- Task data -
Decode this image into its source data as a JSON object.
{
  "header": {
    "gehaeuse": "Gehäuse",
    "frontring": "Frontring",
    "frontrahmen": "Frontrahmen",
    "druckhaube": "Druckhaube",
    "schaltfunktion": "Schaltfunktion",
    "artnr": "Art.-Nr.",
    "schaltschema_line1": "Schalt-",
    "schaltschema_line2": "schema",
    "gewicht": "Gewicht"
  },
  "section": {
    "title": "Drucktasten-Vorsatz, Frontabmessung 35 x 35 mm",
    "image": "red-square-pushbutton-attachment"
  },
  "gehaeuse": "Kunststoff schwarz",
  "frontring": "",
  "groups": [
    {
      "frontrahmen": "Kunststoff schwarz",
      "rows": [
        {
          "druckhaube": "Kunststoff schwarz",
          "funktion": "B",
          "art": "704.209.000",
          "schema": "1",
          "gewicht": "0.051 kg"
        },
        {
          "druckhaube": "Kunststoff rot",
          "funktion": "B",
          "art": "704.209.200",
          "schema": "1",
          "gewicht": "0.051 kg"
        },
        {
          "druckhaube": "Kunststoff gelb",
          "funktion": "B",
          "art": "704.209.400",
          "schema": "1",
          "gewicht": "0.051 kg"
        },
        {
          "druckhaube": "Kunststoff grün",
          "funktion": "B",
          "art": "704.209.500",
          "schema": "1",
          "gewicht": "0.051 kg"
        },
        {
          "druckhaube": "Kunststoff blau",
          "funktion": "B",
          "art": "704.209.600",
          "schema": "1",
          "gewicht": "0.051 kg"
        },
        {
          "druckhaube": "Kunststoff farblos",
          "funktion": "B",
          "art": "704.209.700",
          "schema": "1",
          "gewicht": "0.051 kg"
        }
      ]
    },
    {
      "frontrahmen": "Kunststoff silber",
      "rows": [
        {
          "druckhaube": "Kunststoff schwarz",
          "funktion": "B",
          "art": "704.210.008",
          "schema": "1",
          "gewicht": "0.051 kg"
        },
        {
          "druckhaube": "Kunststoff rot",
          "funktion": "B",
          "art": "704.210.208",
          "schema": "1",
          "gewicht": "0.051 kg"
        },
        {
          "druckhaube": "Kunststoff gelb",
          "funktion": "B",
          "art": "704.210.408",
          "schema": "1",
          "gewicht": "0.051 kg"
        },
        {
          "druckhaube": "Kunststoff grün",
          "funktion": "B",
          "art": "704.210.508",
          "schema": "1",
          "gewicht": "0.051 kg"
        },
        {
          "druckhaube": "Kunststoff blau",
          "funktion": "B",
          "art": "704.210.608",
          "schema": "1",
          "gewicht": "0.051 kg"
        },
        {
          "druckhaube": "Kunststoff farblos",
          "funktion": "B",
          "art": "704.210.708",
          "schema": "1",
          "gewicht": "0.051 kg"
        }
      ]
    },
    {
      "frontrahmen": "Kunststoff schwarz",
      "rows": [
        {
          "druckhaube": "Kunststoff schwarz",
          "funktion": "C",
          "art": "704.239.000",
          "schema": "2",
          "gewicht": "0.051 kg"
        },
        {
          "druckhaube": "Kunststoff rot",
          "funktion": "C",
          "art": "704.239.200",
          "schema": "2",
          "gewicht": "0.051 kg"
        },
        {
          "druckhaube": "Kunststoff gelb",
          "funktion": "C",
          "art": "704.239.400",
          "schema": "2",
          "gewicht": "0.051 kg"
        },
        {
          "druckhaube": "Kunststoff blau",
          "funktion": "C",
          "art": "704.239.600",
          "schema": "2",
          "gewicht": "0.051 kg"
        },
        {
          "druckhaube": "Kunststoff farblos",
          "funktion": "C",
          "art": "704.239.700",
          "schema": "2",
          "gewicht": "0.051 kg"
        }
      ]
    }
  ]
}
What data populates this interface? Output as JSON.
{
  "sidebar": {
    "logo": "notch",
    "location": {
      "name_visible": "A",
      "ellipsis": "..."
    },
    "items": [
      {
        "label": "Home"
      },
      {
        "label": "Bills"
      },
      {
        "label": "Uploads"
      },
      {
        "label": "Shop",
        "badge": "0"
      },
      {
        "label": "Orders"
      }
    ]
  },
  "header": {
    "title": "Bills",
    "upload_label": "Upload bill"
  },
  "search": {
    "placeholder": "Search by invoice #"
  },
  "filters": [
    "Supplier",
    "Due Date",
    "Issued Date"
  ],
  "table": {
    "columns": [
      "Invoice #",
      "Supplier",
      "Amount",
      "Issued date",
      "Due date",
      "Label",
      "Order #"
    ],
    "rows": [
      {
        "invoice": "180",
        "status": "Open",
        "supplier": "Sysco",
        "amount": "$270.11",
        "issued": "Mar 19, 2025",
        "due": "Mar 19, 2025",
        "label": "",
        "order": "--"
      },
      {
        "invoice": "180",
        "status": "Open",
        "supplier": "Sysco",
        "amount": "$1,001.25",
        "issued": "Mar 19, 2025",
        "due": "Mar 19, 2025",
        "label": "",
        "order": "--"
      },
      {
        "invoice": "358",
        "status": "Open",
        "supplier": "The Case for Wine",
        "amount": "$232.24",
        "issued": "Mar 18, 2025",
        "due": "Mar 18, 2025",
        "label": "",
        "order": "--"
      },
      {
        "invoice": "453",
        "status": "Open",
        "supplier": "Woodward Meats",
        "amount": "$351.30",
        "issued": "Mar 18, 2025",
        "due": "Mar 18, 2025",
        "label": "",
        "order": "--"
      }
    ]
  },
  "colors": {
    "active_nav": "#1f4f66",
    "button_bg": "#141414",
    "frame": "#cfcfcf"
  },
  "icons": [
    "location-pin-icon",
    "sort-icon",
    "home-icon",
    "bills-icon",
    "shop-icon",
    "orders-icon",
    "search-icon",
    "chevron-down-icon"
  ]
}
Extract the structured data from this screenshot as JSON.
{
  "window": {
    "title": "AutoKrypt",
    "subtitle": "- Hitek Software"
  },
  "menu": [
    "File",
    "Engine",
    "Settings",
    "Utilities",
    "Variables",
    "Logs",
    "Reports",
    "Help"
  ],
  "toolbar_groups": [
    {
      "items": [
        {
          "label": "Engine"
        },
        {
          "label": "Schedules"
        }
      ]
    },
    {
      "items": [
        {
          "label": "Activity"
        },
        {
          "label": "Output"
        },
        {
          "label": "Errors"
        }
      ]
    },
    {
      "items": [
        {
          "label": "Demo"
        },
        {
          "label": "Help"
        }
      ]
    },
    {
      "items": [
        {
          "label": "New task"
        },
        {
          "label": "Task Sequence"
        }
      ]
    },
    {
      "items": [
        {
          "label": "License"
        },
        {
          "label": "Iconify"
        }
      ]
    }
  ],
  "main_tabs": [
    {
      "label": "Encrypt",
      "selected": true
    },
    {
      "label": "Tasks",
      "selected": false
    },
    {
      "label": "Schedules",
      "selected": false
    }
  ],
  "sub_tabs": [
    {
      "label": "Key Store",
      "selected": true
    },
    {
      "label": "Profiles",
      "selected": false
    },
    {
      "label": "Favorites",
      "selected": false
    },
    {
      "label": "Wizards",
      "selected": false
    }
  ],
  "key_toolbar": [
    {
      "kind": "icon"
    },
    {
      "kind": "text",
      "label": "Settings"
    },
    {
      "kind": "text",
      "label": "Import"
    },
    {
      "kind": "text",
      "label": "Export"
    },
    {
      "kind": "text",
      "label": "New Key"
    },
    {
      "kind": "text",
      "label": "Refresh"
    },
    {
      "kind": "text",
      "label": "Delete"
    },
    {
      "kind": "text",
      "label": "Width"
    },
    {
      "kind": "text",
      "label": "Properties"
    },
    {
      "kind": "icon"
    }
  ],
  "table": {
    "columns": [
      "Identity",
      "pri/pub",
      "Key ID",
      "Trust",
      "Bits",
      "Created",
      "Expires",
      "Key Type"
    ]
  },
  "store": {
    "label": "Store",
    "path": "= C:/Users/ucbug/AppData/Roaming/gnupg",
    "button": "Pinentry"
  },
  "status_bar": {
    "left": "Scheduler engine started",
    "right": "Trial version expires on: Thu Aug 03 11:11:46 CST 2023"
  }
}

- Aim -
Scan the material above. Return every line containing the string "JSON".

- Output below -
Decode this image into its source data as a JSON object.
What data populates this interface? Output as JSON.
Extract the structured data from this screenshot as JSON.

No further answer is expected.